Exercise:
Reproduce all the lines exactly as they stand, apart from the pictures.

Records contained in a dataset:
-- begin --

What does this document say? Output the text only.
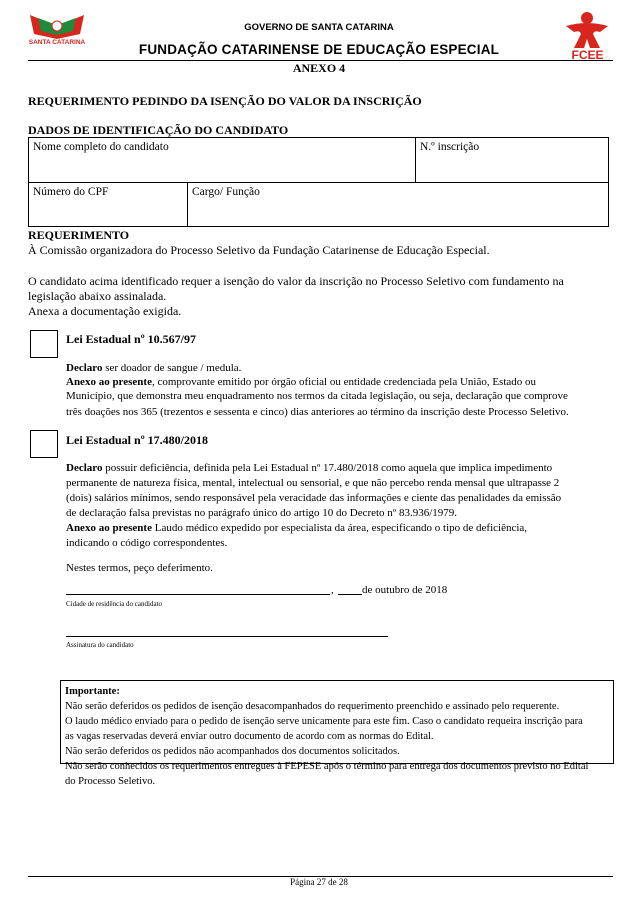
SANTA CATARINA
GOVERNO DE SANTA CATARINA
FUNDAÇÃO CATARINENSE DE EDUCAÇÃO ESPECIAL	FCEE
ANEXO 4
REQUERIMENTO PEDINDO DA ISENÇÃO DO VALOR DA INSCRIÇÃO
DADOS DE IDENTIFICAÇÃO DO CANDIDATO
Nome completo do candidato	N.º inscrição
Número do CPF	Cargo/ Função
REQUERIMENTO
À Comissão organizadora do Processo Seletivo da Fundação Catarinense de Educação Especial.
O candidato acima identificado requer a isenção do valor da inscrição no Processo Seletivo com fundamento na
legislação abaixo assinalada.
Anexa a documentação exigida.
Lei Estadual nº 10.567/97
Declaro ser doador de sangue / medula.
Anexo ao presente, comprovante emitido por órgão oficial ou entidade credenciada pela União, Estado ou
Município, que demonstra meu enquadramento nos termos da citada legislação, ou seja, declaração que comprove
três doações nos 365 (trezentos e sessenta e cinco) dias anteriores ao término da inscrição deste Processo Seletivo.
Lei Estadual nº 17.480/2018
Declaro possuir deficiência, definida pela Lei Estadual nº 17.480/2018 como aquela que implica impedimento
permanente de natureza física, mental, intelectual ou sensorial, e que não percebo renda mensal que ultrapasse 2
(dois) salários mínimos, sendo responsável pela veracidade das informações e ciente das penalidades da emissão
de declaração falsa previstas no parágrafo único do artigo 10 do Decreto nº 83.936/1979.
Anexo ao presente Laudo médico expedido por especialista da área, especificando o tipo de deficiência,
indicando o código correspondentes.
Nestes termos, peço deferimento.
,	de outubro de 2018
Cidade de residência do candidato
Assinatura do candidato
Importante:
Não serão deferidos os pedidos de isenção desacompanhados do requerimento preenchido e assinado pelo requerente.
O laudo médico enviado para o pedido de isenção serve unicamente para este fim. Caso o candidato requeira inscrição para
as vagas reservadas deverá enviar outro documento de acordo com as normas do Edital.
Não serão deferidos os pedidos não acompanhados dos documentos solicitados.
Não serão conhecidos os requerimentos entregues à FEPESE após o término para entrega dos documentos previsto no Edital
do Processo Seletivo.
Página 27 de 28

-- end --

Result:
What does this document say? Output the text only.
SANTA CATARINA
GOVERNO DE SANTA CATARINA
FUNDAÇÃO CATARINENSE DE EDUCAÇÃO ESPECIAL	FCEE
ANEXO 4
REQUERIMENTO PEDINDO DA ISENÇÃO DO VALOR DA INSCRIÇÃO
DADOS DE IDENTIFICAÇÃO DO CANDIDATO
Nome completo do candidato	N.º inscrição
Número do CPF	Cargo/ Função
REQUERIMENTO
À Comissão organizadora do Processo Seletivo da Fundação Catarinense de Educação Especial.
O candidato acima identificado requer a isenção do valor da inscrição no Processo Seletivo com fundamento na
legislação abaixo assinalada.
Anexa a documentação exigida.
Lei Estadual nº 10.567/97
Declaro ser doador de sangue / medula.
Anexo ao presente, comprovante emitido por órgão oficial ou entidade credenciada pela União, Estado ou
Município, que demonstra meu enquadramento nos termos da citada legislação, ou seja, declaração que comprove
três doações nos 365 (trezentos e sessenta e cinco) dias anteriores ao término da inscrição deste Processo Seletivo.
Lei Estadual nº 17.480/2018
Declaro possuir deficiência, definida pela Lei Estadual nº 17.480/2018 como aquela que implica impedimento
permanente de natureza física, mental, intelectual ou sensorial, e que não percebo renda mensal que ultrapasse 2
(dois) salários mínimos, sendo responsável pela veracidade das informações e ciente das penalidades da emissão
de declaração falsa previstas no parágrafo único do artigo 10 do Decreto nº 83.936/1979.
Anexo ao presente Laudo médico expedido por especialista da área, especificando o tipo de deficiência,
indicando o código correspondentes.
Nestes termos, peço deferimento.
,	de outubro de 2018
Cidade de residência do candidato
Assinatura do candidato
Importante:
Não serão deferidos os pedidos de isenção desacompanhados do requerimento preenchido e assinado pelo requerente.
O laudo médico enviado para o pedido de isenção serve unicamente para este fim. Caso o candidato requeira inscrição para
as vagas reservadas deverá enviar outro documento de acordo com as normas do Edital.
Não serão deferidos os pedidos não acompanhados dos documentos solicitados.
Não serão conhecidos os requerimentos entregues à FEPESE após o término para entrega dos documentos previsto no Edital
do Processo Seletivo.
Página 27 de 28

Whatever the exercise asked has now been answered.